- _Check your understanding_
**A)** Answer these questions using the interview transcript on Brexit and relations with the EU.
(i) What vision of Britain does DF describe?
(ii) Which issue does DF say must be settled before relations can be put on the right footing?
(iii) Which bill does AM name as the way "we threatened to tear up an agreement"?
**B)** Copy word for word the part of the interview transcript on Brexit starting at "Until we settle" and ending at "long-term plan either.".

- _Text block_
DF: As I said last week in another speech, I don’t think those who campaigned five years ago for Brexit drove the analysis, or drove the politics of it. I think they would have been surprised- I think they are surprised quite often- to find relations are in the state they are in. We genuinely didn’t think this; we genuinely didn’t want this.
The vision is of a free trading, sovereign Britain that is friendly with its neighbours, and it seems to have been more difficult to get there than we thought. The history and the process of the last few years probably weighs a bit on that, but it is not where we want to be. We absolutely do want friendly relations and to mutual profit.
One difference, perhaps, is that we see competition and doing things differently as a good thing, and a good thing for the whole of Europe, and not just for us, because the ability to experiment and learn from others’ experience is quite important. I am not sure everybody in the EU sees it like that. Some certainly do. I think that is part of the reason why there is a bit of friction.
Until we settle the Northern Ireland issue and put in place a new balance, or the right balance, I think it is going to be difficult to get relations onto the right footing that we want, but we absolutely do want that. It is absolutely not part of the plan to be bickering with the EU, and I hope it isn’t part of their long-term plan either.
AM: We will come on to sausages in a minute, but more generally on the protocol to start with, I suppose there are two questions. The first is, to play devil’s advocate, is it surprising that relations are tense when we threatened to tear up an agreement that we had signed only a year before, via the Internal Market Bill? Is it a surprise that they say they have lost trust in us?
DF: I don’t want to rerun the arguments about the Internal Markets Act, which were all talked through at the time, though I do think some of the things the EU has said and done since the beginning of this year have vindicated some of the concerns we had at the time, though that is water under the bridge now.
I think the concern we have about where things stand now is obviously that the EU, through its own intervention in Northern Ireland, has created a political situation that is new and difficult to manage and causing problems. I do think that they are a little bit too swift to resort to threats of various kinds for problems, in a way that we are not, I don’t think. That is also problematic.
I definitely don’t agree with this analysis that the trust problem is all one-sided. Obviously, you wouldn’t expect me to, but I genuinely don’t think it is.
AM: By the same token, isn’t talking about the possibility of using Article 16 a threat?

Items listed in a dataset
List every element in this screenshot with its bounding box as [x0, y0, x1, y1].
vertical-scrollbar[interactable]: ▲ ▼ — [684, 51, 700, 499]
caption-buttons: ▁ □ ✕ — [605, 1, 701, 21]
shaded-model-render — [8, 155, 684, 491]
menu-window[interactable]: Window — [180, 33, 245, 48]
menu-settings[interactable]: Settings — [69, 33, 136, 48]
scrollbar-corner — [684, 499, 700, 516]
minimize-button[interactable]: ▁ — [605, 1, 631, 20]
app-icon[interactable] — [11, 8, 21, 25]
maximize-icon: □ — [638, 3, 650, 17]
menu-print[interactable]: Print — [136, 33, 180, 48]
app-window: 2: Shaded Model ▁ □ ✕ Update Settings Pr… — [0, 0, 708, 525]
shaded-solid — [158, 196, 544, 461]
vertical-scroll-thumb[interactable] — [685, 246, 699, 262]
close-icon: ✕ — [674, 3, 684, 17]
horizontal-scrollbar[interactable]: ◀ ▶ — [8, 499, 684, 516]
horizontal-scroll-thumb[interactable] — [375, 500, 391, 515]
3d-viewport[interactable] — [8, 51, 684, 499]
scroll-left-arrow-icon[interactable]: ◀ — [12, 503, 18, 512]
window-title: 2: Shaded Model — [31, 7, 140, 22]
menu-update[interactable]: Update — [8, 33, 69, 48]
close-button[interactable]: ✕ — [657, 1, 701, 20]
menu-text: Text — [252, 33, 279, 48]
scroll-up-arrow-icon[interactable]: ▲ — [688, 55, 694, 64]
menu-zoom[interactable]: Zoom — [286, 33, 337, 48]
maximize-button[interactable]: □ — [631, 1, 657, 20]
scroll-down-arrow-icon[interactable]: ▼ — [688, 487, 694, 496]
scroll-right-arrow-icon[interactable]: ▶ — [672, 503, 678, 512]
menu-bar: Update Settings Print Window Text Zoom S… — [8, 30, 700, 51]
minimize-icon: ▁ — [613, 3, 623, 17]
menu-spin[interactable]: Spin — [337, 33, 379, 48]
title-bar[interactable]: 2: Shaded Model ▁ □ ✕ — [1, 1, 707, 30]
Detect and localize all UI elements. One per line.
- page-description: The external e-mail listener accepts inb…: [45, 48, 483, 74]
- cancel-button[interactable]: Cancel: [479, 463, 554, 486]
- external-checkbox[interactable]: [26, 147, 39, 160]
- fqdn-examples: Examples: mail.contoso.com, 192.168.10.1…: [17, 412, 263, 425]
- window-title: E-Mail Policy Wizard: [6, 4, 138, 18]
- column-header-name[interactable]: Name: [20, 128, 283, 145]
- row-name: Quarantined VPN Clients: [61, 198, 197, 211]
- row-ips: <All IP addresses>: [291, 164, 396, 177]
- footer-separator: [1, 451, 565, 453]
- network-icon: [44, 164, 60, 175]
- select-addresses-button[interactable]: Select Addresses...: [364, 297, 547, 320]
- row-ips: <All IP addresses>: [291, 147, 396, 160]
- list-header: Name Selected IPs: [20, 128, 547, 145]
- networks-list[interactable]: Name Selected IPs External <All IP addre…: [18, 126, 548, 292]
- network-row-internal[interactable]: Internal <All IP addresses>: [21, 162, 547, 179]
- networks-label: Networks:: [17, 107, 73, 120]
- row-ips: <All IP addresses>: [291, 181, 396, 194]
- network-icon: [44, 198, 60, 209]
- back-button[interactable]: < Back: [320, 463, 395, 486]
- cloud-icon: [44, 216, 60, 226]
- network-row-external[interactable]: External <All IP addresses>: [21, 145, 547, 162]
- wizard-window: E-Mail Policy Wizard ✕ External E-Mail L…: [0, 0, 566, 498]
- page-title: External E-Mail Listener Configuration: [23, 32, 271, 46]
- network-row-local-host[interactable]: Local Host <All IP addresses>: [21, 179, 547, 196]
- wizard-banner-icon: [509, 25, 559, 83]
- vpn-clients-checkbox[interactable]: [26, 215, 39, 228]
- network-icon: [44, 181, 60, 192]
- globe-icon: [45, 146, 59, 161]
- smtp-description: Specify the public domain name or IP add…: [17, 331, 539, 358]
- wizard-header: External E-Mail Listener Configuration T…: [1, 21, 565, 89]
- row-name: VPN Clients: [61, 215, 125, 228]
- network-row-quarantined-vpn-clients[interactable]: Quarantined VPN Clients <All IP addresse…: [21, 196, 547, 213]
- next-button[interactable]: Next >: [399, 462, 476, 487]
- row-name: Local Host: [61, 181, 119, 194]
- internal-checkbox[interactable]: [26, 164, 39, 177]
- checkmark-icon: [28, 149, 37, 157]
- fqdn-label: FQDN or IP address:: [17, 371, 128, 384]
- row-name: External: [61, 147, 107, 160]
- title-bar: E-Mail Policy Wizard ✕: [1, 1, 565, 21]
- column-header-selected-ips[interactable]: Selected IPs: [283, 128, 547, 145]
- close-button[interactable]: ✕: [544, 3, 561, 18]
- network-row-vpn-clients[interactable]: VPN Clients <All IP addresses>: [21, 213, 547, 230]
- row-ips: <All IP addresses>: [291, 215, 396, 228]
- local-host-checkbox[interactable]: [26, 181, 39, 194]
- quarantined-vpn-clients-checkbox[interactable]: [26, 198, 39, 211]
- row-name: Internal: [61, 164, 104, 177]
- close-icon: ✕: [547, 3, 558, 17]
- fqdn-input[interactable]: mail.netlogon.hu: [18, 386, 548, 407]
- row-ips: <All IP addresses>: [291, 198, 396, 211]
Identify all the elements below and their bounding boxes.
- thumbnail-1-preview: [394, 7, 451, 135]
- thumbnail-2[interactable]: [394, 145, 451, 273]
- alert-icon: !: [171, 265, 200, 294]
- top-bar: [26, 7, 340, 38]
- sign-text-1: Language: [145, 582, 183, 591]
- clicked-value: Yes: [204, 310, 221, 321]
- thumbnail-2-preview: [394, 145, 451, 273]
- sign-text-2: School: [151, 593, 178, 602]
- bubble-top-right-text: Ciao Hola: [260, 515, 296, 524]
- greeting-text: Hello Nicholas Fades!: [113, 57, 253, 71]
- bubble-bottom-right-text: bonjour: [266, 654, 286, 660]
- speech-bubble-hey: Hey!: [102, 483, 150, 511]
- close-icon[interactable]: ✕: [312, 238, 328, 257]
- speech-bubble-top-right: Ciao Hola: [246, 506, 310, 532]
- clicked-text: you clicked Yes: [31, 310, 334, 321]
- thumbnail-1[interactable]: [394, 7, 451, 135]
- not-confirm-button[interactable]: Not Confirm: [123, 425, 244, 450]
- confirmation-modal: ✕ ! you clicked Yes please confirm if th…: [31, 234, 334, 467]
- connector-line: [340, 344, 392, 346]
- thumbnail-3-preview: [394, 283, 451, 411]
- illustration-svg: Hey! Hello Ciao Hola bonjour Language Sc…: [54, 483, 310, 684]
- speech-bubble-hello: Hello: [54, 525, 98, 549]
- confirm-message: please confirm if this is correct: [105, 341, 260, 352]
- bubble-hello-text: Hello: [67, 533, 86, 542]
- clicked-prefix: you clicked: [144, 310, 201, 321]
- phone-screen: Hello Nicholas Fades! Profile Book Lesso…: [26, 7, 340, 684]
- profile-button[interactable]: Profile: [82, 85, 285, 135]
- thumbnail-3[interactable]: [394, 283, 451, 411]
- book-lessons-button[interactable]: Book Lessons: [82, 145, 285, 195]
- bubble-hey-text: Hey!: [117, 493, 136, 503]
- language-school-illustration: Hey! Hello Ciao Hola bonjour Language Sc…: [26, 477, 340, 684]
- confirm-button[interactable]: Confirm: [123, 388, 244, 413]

- _Solutions by task_
**A)**
(i) A free trading, sovereign Britain that is friendly with its neighbours.
(ii) The Northern Ireland issue.
(iii) The Internal Market Bill.

**B)**
Until we settle the Northern Ireland issue and put in place a new balance, or the right balance, I think it is going to be difficult to get relations onto the right footing that we want, but we absolutely do want that. It is absolutely not part of the plan to be bickering with the EU, and I hope it isn’t part of their long-term plan either.